**WRITTEN EXERCISE**
Transcribe all of the material exactly, except for its pictures.

**DATA RECORDS**

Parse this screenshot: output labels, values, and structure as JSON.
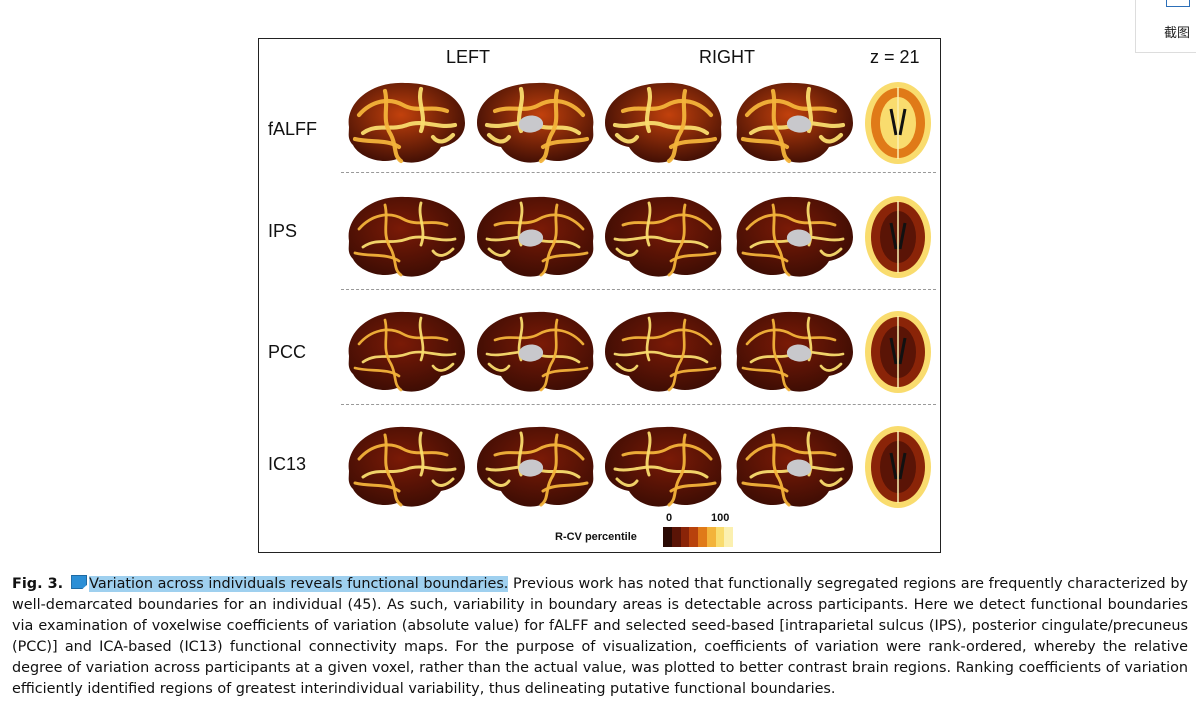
{
  "corner_panel": {
    "label": "截图"
  },
  "figure": {
    "column_headers": [
      "LEFT",
      "RIGHT",
      "z = 21"
    ],
    "row_labels": [
      "fALFF",
      "IPS",
      "PCC",
      "IC13"
    ],
    "colorbar": {
      "min_label": "0",
      "max_label": "100",
      "title": "R-CV percentile",
      "colors": [
        "#2a0a04",
        "#5a1406",
        "#8a2408",
        "#b8420c",
        "#e07a18",
        "#f3b33a",
        "#f9dc6e",
        "#fbf0b0"
      ]
    }
  },
  "caption": {
    "fig_label": "Fig. 3.",
    "highlighted_title": "Variation across individuals reveals functional boundaries.",
    "body": "Previous work has noted that functionally segregated regions are frequently characterized by well-demarcated boundaries for an individual (45). As such, variability in boundary areas is detectable across participants. Here we detect functional boundaries via examination of voxelwise coefficients of variation (absolute value) for fALFF and selected seed-based [intraparietal sulcus (IPS), posterior cingulate/precuneus (PCC)] and ICA-based (IC13) functional connectivity maps. For the purpose of visualization, coefficients of variation were rank-ordered, whereby the relative degree of variation across participants at a given voxel, rather than the actual value, was plotted to better contrast brain regions. Ranking coefficients of variation efficiently identified regions of greatest interindividual variability, thus delineating putative functional boundaries."
  }
}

**OUTPUT FOR THIS EXERCISE**
Parse this screenshot: output labels, values, and structure as JSON.
{
  "corner_panel": {
    "label": "截图"
  },
  "figure": {
    "column_headers": [
      "LEFT",
      "RIGHT",
      "z = 21"
    ],
    "row_labels": [
      "fALFF",
      "IPS",
      "PCC",
      "IC13"
    ],
    "colorbar": {
      "min_label": "0",
      "max_label": "100",
      "title": "R-CV percentile",
      "colors": [
        "#2a0a04",
        "#5a1406",
        "#8a2408",
        "#b8420c",
        "#e07a18",
        "#f3b33a",
        "#f9dc6e",
        "#fbf0b0"
      ]
    }
  },
  "caption": {
    "fig_label": "Fig. 3.",
    "highlighted_title": "Variation across individuals reveals functional boundaries.",
    "body": "Previous work has noted that functionally segregated regions are frequently characterized by well-demarcated boundaries for an individual (45). As such, variability in boundary areas is detectable across participants. Here we detect functional boundaries via examination of voxelwise coefficients of variation (absolute value) for fALFF and selected seed-based [intraparietal sulcus (IPS), posterior cingulate/precuneus (PCC)] and ICA-based (IC13) functional connectivity maps. For the purpose of visualization, coefficients of variation were rank-ordered, whereby the relative degree of variation across participants at a given voxel, rather than the actual value, was plotted to better contrast brain regions. Ranking coefficients of variation efficiently identified regions of greatest interindividual variability, thus delineating putative functional boundaries."
  }
}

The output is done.